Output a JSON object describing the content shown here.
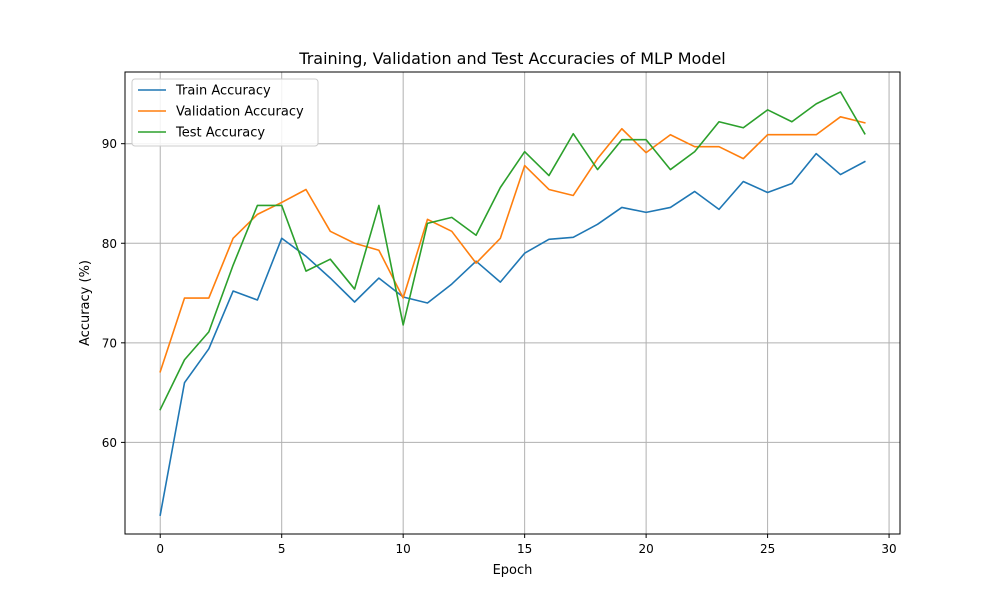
{
  "chart_data": {
    "type": "line",
    "title": "Training, Validation and Test Accuracies of MLP Model",
    "xlabel": "Epoch",
    "ylabel": "Accuracy (%)",
    "xlim": [
      -1.45,
      30.45
    ],
    "ylim": [
      50.8,
      97.2
    ],
    "xticks": [
      0,
      5,
      10,
      15,
      20,
      25,
      30
    ],
    "yticks": [
      60,
      70,
      80,
      90
    ],
    "grid": true,
    "legend_position": "top-left",
    "x": [
      0,
      1,
      2,
      3,
      4,
      5,
      6,
      7,
      8,
      9,
      10,
      11,
      12,
      13,
      14,
      15,
      16,
      17,
      18,
      19,
      20,
      21,
      22,
      23,
      24,
      25,
      26,
      27,
      28,
      29
    ],
    "series": [
      {
        "name": "Train Accuracy",
        "color": "#1f77b4",
        "values": [
          52.7,
          66.0,
          69.4,
          75.2,
          74.3,
          80.5,
          78.7,
          76.5,
          74.1,
          76.5,
          74.6,
          74.0,
          75.9,
          78.2,
          76.1,
          79.0,
          80.4,
          80.6,
          81.9,
          83.6,
          83.1,
          83.6,
          85.2,
          83.4,
          86.2,
          85.1,
          86.0,
          89.0,
          86.9,
          88.2
        ]
      },
      {
        "name": "Validation Accuracy",
        "color": "#ff7f0e",
        "values": [
          67.1,
          74.5,
          74.5,
          80.5,
          82.9,
          84.1,
          85.4,
          81.2,
          80.0,
          79.3,
          74.5,
          82.4,
          81.2,
          78.0,
          80.5,
          87.8,
          85.4,
          84.8,
          88.5,
          91.5,
          89.1,
          90.9,
          89.7,
          89.7,
          88.5,
          90.9,
          90.9,
          90.9,
          92.7,
          92.1
        ]
      },
      {
        "name": "Test Accuracy",
        "color": "#2ca02c",
        "values": [
          63.3,
          68.3,
          71.1,
          77.8,
          83.8,
          83.8,
          77.2,
          78.4,
          75.4,
          83.8,
          71.8,
          82.0,
          82.6,
          80.8,
          85.6,
          89.2,
          86.8,
          91.0,
          87.4,
          90.4,
          90.4,
          87.4,
          89.2,
          92.2,
          91.6,
          93.4,
          92.2,
          94.0,
          95.2,
          91.0
        ]
      }
    ]
  }
}
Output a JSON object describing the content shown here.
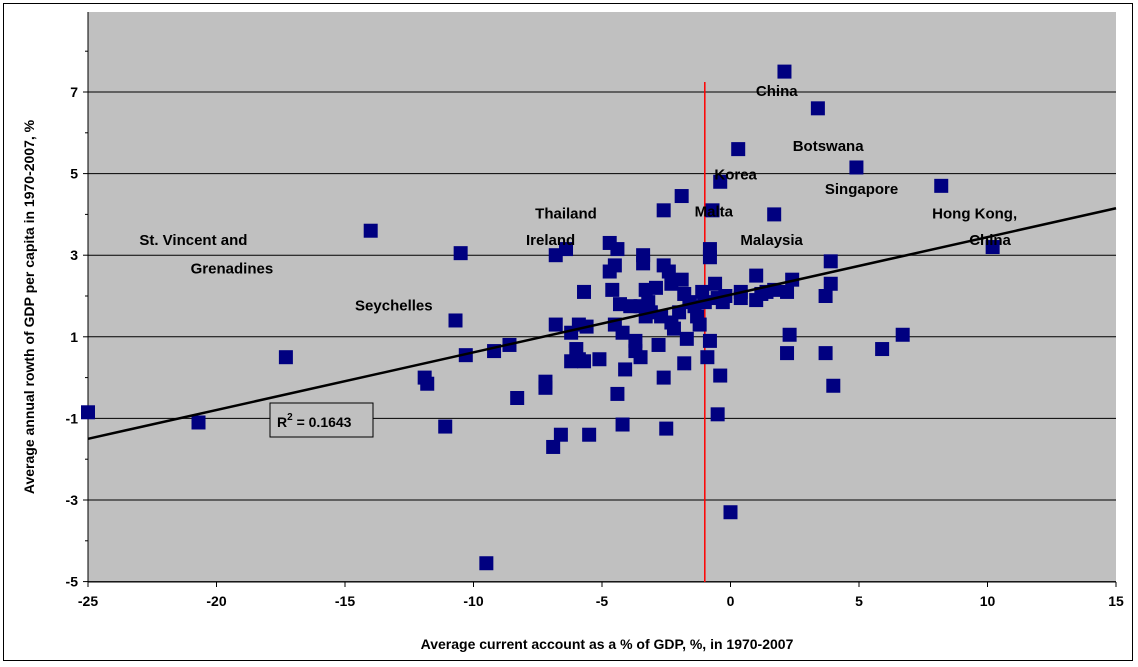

◆ OBJECTIVE ◆
Transcribe the material exactly, keeping every word and none of the pictures.

◆ EXERCISE RESULT ◆
Output a JSON object describing the content shown here.
{
  "chart_data": {
    "type": "line",
    "title": "Training, Validation and Test Accuracies of MLP Model",
    "xlabel": "Epoch",
    "ylabel": "Accuracy (%)",
    "xlim": [
      -1.45,
      30.45
    ],
    "ylim": [
      50.8,
      97.2
    ],
    "xticks": [
      0,
      5,
      10,
      15,
      20,
      25,
      30
    ],
    "yticks": [
      60,
      70,
      80,
      90
    ],
    "grid": true,
    "legend_position": "top-left",
    "x": [
      0,
      1,
      2,
      3,
      4,
      5,
      6,
      7,
      8,
      9,
      10,
      11,
      12,
      13,
      14,
      15,
      16,
      17,
      18,
      19,
      20,
      21,
      22,
      23,
      24,
      25,
      26,
      27,
      28,
      29
    ],
    "series": [
      {
        "name": "Train Accuracy",
        "color": "#1f77b4",
        "values": [
          52.7,
          66.0,
          69.4,
          75.2,
          74.3,
          80.5,
          78.7,
          76.5,
          74.1,
          76.5,
          74.6,
          74.0,
          75.9,
          78.2,
          76.1,
          79.0,
          80.4,
          80.6,
          81.9,
          83.6,
          83.1,
          83.6,
          85.2,
          83.4,
          86.2,
          85.1,
          86.0,
          89.0,
          86.9,
          88.2
        ]
      },
      {
        "name": "Validation Accuracy",
        "color": "#ff7f0e",
        "values": [
          67.1,
          74.5,
          74.5,
          80.5,
          82.9,
          84.1,
          85.4,
          81.2,
          80.0,
          79.3,
          74.5,
          82.4,
          81.2,
          78.0,
          80.5,
          87.8,
          85.4,
          84.8,
          88.5,
          91.5,
          89.1,
          90.9,
          89.7,
          89.7,
          88.5,
          90.9,
          90.9,
          90.9,
          92.7,
          92.1
        ]
      },
      {
        "name": "Test Accuracy",
        "color": "#2ca02c",
        "values": [
          63.3,
          68.3,
          71.1,
          77.8,
          83.8,
          83.8,
          77.2,
          78.4,
          75.4,
          83.8,
          71.8,
          82.0,
          82.6,
          80.8,
          85.6,
          89.2,
          86.8,
          91.0,
          87.4,
          90.4,
          90.4,
          87.4,
          89.2,
          92.2,
          91.6,
          93.4,
          92.2,
          94.0,
          95.2,
          91.0
        ]
      }
    ]
  }
}
Output a JSON object describing the content shown here.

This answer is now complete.